[Start RAW DATA]

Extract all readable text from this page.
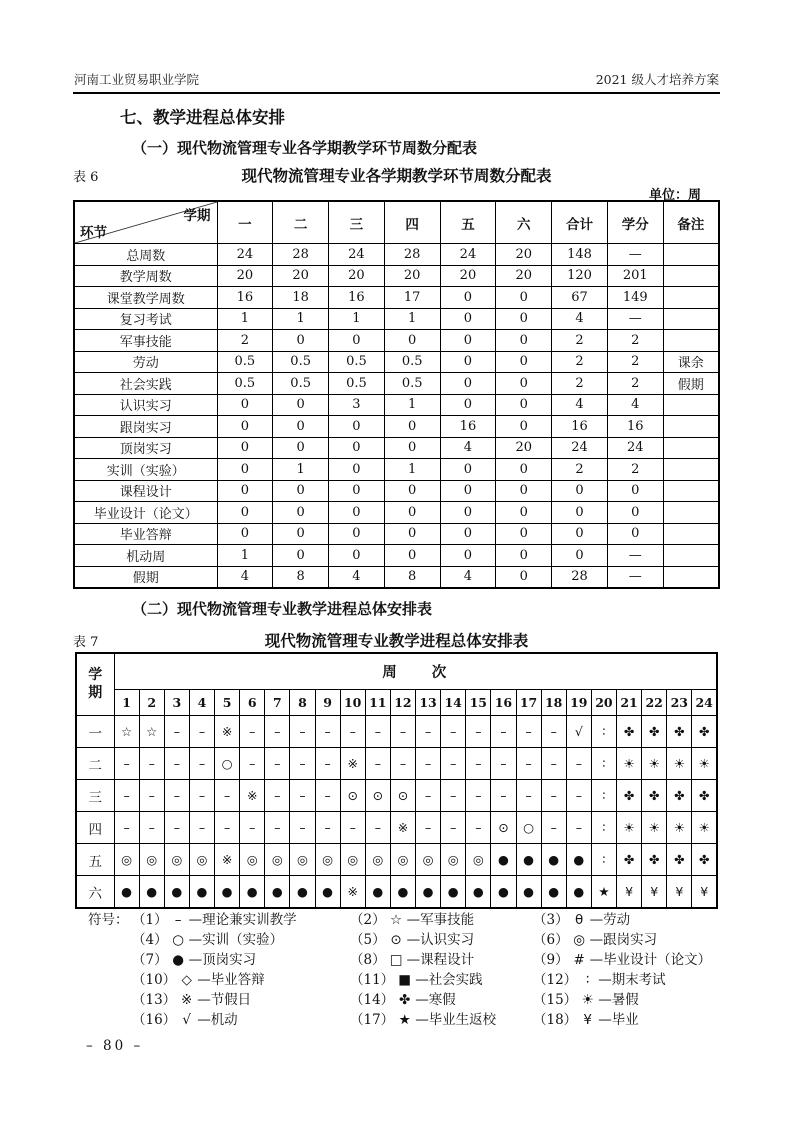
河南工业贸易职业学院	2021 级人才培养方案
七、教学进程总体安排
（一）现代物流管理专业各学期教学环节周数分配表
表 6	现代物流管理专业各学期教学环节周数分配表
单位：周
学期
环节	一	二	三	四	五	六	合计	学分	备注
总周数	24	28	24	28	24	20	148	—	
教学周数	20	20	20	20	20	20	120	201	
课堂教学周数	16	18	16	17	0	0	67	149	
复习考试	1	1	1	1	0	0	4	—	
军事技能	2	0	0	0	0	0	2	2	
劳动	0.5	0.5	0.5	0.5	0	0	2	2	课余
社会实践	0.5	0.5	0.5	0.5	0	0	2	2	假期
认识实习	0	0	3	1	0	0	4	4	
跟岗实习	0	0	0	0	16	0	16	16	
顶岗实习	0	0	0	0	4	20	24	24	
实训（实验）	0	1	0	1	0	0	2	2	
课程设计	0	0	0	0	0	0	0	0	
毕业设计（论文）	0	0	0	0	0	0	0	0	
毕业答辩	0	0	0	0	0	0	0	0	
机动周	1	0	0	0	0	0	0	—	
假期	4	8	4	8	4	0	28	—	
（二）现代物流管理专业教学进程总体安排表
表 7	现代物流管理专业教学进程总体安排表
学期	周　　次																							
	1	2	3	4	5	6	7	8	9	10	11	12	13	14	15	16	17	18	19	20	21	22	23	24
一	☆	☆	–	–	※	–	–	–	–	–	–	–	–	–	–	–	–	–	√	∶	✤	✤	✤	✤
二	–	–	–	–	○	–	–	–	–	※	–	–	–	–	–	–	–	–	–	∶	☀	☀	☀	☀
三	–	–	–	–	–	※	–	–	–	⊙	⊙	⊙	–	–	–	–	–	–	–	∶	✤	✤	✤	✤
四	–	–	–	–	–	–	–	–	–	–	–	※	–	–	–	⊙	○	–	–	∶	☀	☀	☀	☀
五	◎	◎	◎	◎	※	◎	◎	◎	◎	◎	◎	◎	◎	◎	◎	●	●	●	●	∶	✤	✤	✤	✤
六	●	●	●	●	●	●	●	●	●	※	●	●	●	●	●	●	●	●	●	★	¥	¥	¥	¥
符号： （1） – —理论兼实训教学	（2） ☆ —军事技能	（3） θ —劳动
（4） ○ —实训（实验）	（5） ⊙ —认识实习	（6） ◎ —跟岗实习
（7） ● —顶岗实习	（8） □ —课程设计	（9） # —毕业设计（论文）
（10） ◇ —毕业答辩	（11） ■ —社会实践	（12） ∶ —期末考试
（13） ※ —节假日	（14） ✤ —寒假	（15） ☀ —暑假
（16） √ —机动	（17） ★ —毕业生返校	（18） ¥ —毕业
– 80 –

[End RAW DATA]

EXERCISE DETAILS – Repeat the listing in full and exactly. Do not include any images.

TASK SOLUTION –
Extract all readable text from this page.
河南工业贸易职业学院	2021 级人才培养方案
七、教学进程总体安排
（一）现代物流管理专业各学期教学环节周数分配表
表 6	现代物流管理专业各学期教学环节周数分配表
单位：周
学期
环节	一	二	三	四	五	六	合计	学分	备注
总周数	24	28	24	28	24	20	148	—	
教学周数	20	20	20	20	20	20	120	201	
课堂教学周数	16	18	16	17	0	0	67	149	
复习考试	1	1	1	1	0	0	4	—	
军事技能	2	0	0	0	0	0	2	2	
劳动	0.5	0.5	0.5	0.5	0	0	2	2	课余
社会实践	0.5	0.5	0.5	0.5	0	0	2	2	假期
认识实习	0	0	3	1	0	0	4	4	
跟岗实习	0	0	0	0	16	0	16	16	
顶岗实习	0	0	0	0	4	20	24	24	
实训（实验）	0	1	0	1	0	0	2	2	
课程设计	0	0	0	0	0	0	0	0	
毕业设计（论文）	0	0	0	0	0	0	0	0	
毕业答辩	0	0	0	0	0	0	0	0	
机动周	1	0	0	0	0	0	0	—	
假期	4	8	4	8	4	0	28	—	
（二）现代物流管理专业教学进程总体安排表
表 7	现代物流管理专业教学进程总体安排表
学期	周　　次																							
	1	2	3	4	5	6	7	8	9	10	11	12	13	14	15	16	17	18	19	20	21	22	23	24
一	☆	☆	–	–	※	–	–	–	–	–	–	–	–	–	–	–	–	–	√	∶	✤	✤	✤	✤
二	–	–	–	–	○	–	–	–	–	※	–	–	–	–	–	–	–	–	–	∶	☀	☀	☀	☀
三	–	–	–	–	–	※	–	–	–	⊙	⊙	⊙	–	–	–	–	–	–	–	∶	✤	✤	✤	✤
四	–	–	–	–	–	–	–	–	–	–	–	※	–	–	–	⊙	○	–	–	∶	☀	☀	☀	☀
五	◎	◎	◎	◎	※	◎	◎	◎	◎	◎	◎	◎	◎	◎	◎	●	●	●	●	∶	✤	✤	✤	✤
六	●	●	●	●	●	●	●	●	●	※	●	●	●	●	●	●	●	●	●	★	¥	¥	¥	¥
符号： （1） – —理论兼实训教学	（2） ☆ —军事技能	（3） θ —劳动
（4） ○ —实训（实验）	（5） ⊙ —认识实习	（6） ◎ —跟岗实习
（7） ● —顶岗实习	（8） □ —课程设计	（9） # —毕业设计（论文）
（10） ◇ —毕业答辩	（11） ■ —社会实践	（12） ∶ —期末考试
（13） ※ —节假日	（14） ✤ —寒假	（15） ☀ —暑假
（16） √ —机动	（17） ★ —毕业生返校	（18） ¥ —毕业
– 80 –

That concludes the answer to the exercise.